List each line of the data that holds the string "JSON", please.
________________________________________
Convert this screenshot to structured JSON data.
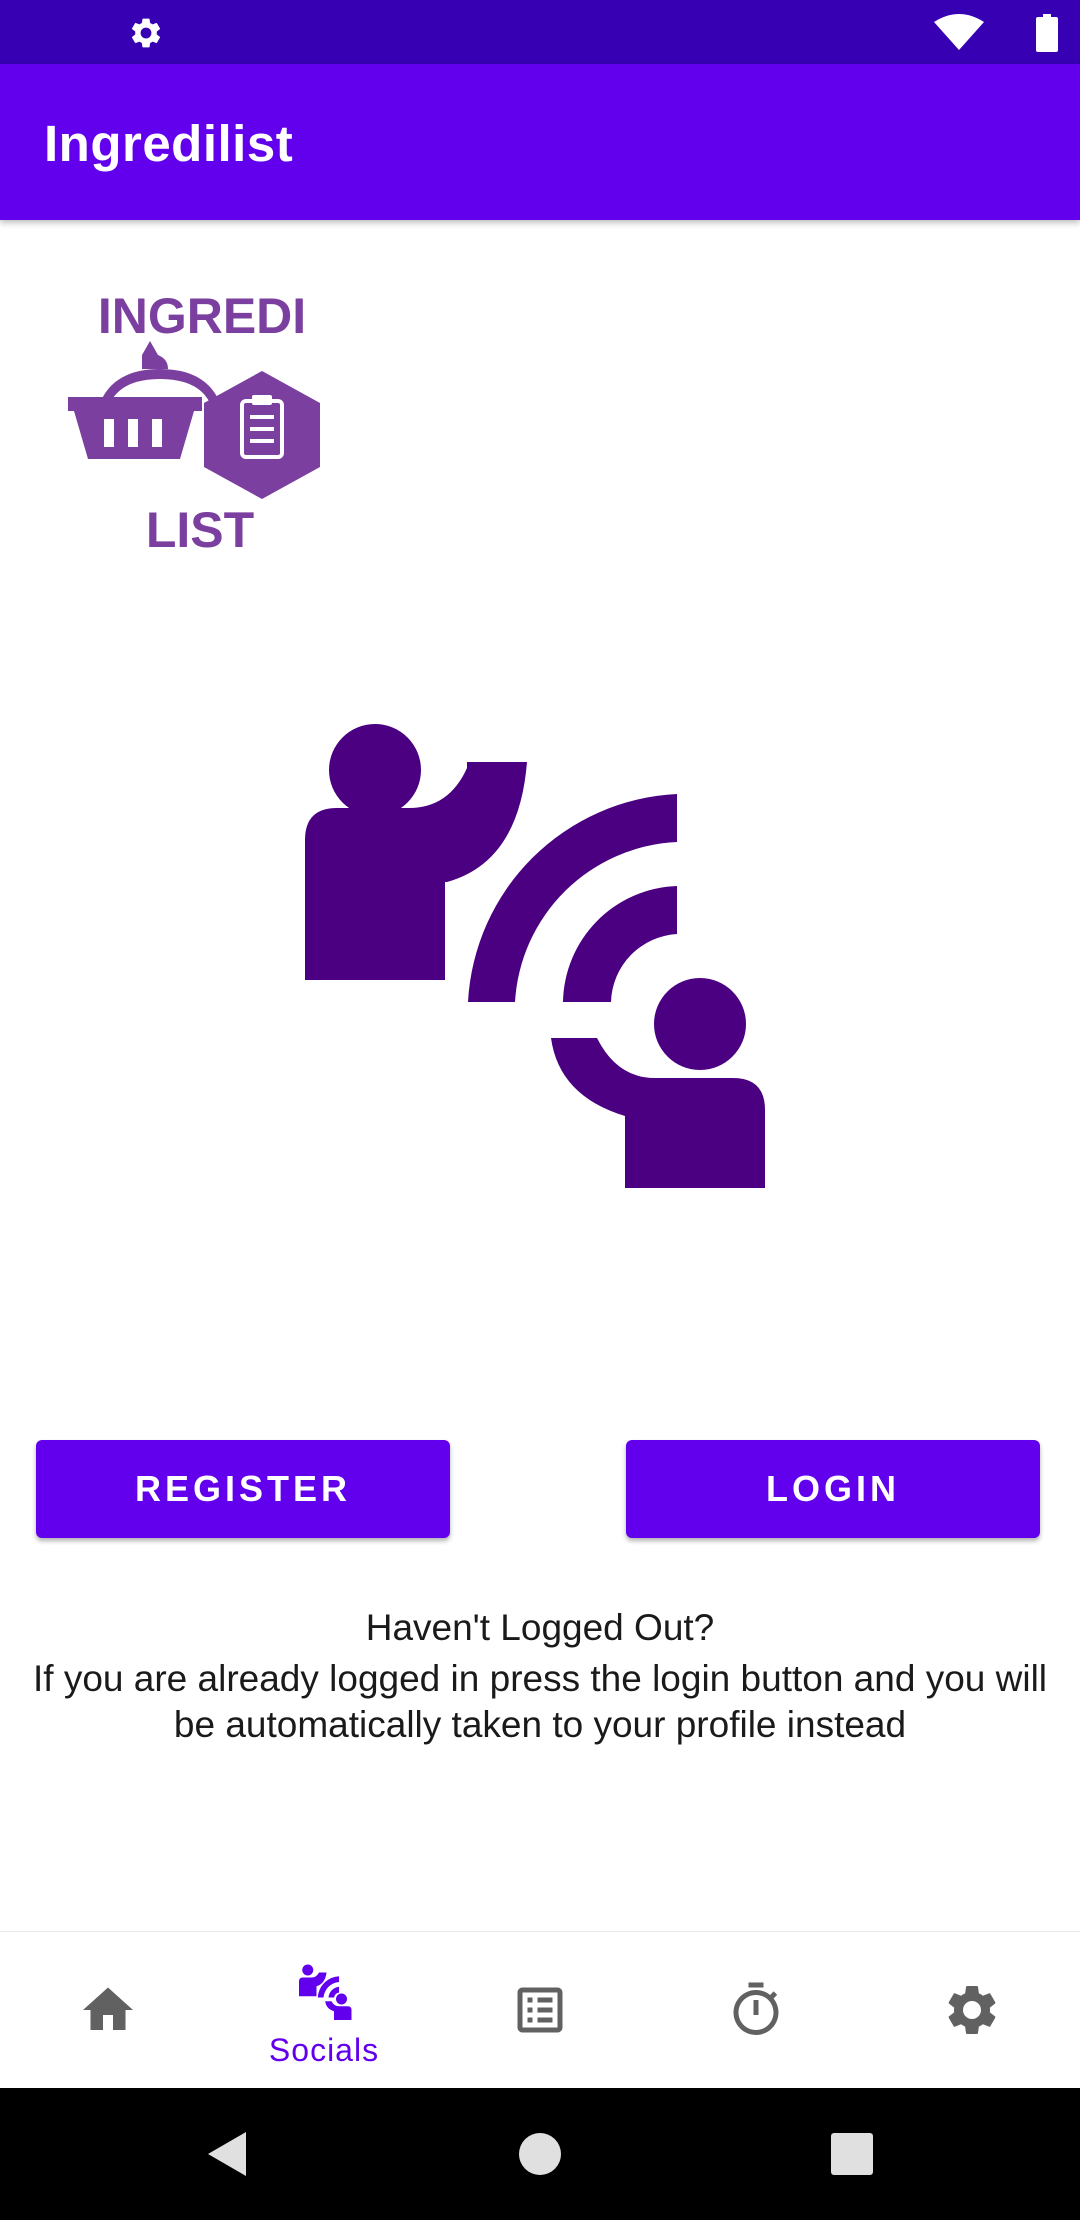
{
  "status_bar": {
    "icons": [
      "gear-icon",
      "wifi-icon",
      "battery-icon"
    ],
    "background": "#3700b3"
  },
  "app_bar": {
    "title": "Ingredilist",
    "background": "#6200ee"
  },
  "logo": {
    "text_top": "INGREDI",
    "text_bottom": "LIST",
    "color": "#7b3fa0"
  },
  "hero": {
    "icon": "connect-people-icon",
    "color": "#4a0080"
  },
  "actions": {
    "register_label": "REGISTER",
    "login_label": "LOGIN"
  },
  "info": {
    "title": "Haven't Logged Out?",
    "body": "If you are already logged in press the login button and you will be automatically taken to your profile instead"
  },
  "bottom_nav": {
    "items": [
      {
        "icon": "home-icon",
        "label": "",
        "active": false
      },
      {
        "icon": "socials-icon",
        "label": "Socials",
        "active": true
      },
      {
        "icon": "list-icon",
        "label": "",
        "active": false
      },
      {
        "icon": "timer-icon",
        "label": "",
        "active": false
      },
      {
        "icon": "settings-icon",
        "label": "",
        "active": false
      }
    ],
    "active_color": "#6200ee",
    "inactive_color": "#616161"
  },
  "system_nav": {
    "icons": [
      "back-icon",
      "home-circle-icon",
      "recents-icon"
    ]
  }
}
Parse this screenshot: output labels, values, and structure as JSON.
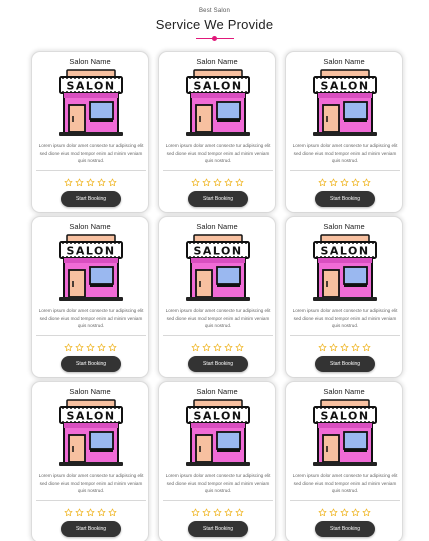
{
  "header": {
    "eyebrow": "Best Salon",
    "title": "Service We Provide"
  },
  "colors": {
    "accent": "#e0187a",
    "button": "#333333",
    "star": "#f0b82c",
    "salon_pink": "#f06bd6",
    "salon_awning": "#f7c0a0"
  },
  "card_icon": "salon-storefront-icon",
  "star_icon": "star-outline-icon",
  "cards": [
    {
      "title": "Salon Name",
      "sign": "SALON",
      "description": "Lorem ipsum dolor amet consecte tur adipiscing elit sed dione eius mod tempor enim ad minim veniam quis nostrud.",
      "rating": 0,
      "button": "Start Booking"
    },
    {
      "title": "Salon Name",
      "sign": "SALON",
      "description": "Lorem ipsum dolor amet consecte tur adipiscing elit sed dione eius mod tempor enim ad minim veniam quis nostrud.",
      "rating": 0,
      "button": "Start Booking"
    },
    {
      "title": "Salon Name",
      "sign": "SALON",
      "description": "Lorem ipsum dolor amet consecte tur adipiscing elit sed dione eius mod tempor enim ad minim veniam quis nostrud.",
      "rating": 0,
      "button": "Start Booking"
    },
    {
      "title": "Salon Name",
      "sign": "SALON",
      "description": "Lorem ipsum dolor amet consecte tur adipiscing elit sed dione eius mod tempor enim ad minim veniam quis nostrud.",
      "rating": 0,
      "button": "Start Booking"
    },
    {
      "title": "Salon Name",
      "sign": "SALON",
      "description": "Lorem ipsum dolor amet consecte tur adipiscing elit sed dione eius mod tempor enim ad minim veniam quis nostrud.",
      "rating": 0,
      "button": "Start Booking"
    },
    {
      "title": "Salon Name",
      "sign": "SALON",
      "description": "Lorem ipsum dolor amet consecte tur adipiscing elit sed dione eius mod tempor enim ad minim veniam quis nostrud.",
      "rating": 0,
      "button": "Start Booking"
    },
    {
      "title": "Salon Name",
      "sign": "SALON",
      "description": "Lorem ipsum dolor amet consecte tur adipiscing elit sed dione eius mod tempor enim ad minim veniam quis nostrud.",
      "rating": 0,
      "button": "Start Booking"
    },
    {
      "title": "Salon Name",
      "sign": "SALON",
      "description": "Lorem ipsum dolor amet consecte tur adipiscing elit sed dione eius mod tempor enim ad minim veniam quis nostrud.",
      "rating": 0,
      "button": "Start Booking"
    },
    {
      "title": "Salon Name",
      "sign": "SALON",
      "description": "Lorem ipsum dolor amet consecte tur adipiscing elit sed dione eius mod tempor enim ad minim veniam quis nostrud.",
      "rating": 0,
      "button": "Start Booking"
    }
  ]
}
________________________________________
THE REPLY:
Convert this screenshot to structured JSON data.
Parse this screenshot: output labels, values, and structure as JSON.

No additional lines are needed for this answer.